Required work: From the listing below, select every line where the word "Dimension" appears.

Data listing:
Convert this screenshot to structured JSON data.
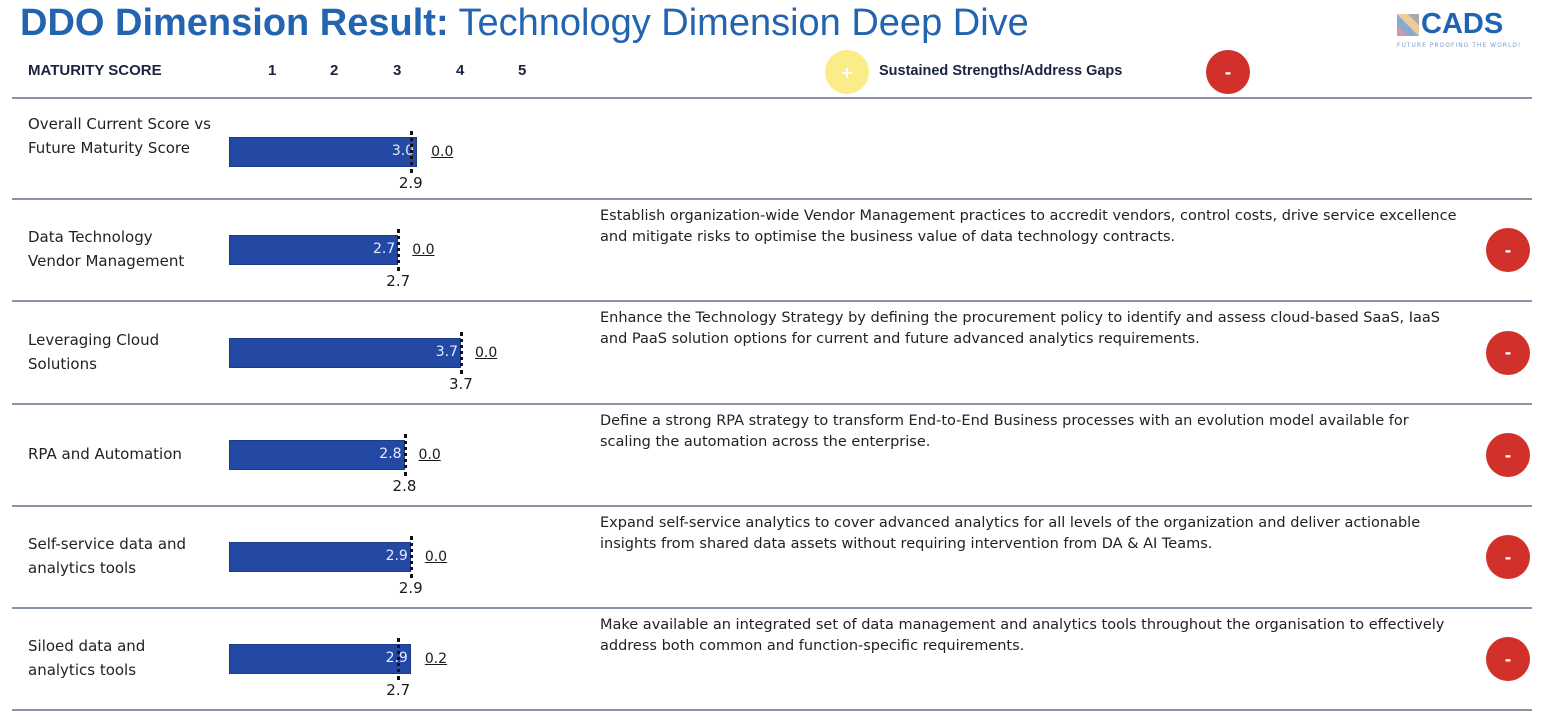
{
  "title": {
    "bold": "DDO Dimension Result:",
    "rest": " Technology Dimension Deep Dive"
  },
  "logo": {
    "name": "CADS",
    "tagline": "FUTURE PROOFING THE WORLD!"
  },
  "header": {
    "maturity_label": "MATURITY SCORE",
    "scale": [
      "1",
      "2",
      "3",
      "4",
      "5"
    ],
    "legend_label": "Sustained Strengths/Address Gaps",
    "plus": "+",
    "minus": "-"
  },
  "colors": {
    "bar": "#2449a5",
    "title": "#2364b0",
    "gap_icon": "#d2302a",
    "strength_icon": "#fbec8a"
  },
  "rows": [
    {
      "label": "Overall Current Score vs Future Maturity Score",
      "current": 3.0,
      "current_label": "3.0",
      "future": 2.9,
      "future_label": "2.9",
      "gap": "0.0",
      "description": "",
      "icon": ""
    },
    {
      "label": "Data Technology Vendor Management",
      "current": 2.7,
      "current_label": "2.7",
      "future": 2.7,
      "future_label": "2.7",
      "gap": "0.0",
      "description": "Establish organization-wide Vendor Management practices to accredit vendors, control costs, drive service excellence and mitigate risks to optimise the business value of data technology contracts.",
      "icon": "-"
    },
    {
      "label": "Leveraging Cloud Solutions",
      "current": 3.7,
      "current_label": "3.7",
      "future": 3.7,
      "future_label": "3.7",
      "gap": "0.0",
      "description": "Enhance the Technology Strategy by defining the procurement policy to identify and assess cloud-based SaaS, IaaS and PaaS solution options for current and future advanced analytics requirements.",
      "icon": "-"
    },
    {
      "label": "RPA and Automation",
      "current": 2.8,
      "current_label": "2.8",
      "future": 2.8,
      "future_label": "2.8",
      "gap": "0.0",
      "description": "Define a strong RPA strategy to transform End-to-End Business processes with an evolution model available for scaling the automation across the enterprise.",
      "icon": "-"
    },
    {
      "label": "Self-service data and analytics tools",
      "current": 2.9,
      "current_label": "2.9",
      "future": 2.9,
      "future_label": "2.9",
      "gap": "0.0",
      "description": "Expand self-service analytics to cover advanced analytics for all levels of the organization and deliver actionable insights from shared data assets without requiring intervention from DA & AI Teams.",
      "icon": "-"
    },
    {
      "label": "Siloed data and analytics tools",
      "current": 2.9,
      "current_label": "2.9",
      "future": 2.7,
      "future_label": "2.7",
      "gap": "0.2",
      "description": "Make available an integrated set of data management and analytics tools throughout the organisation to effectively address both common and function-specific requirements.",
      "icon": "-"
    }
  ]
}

Output of the task:
    "bold": "DDO Dimension Result:",
    "rest": " Technology Dimension Deep Dive"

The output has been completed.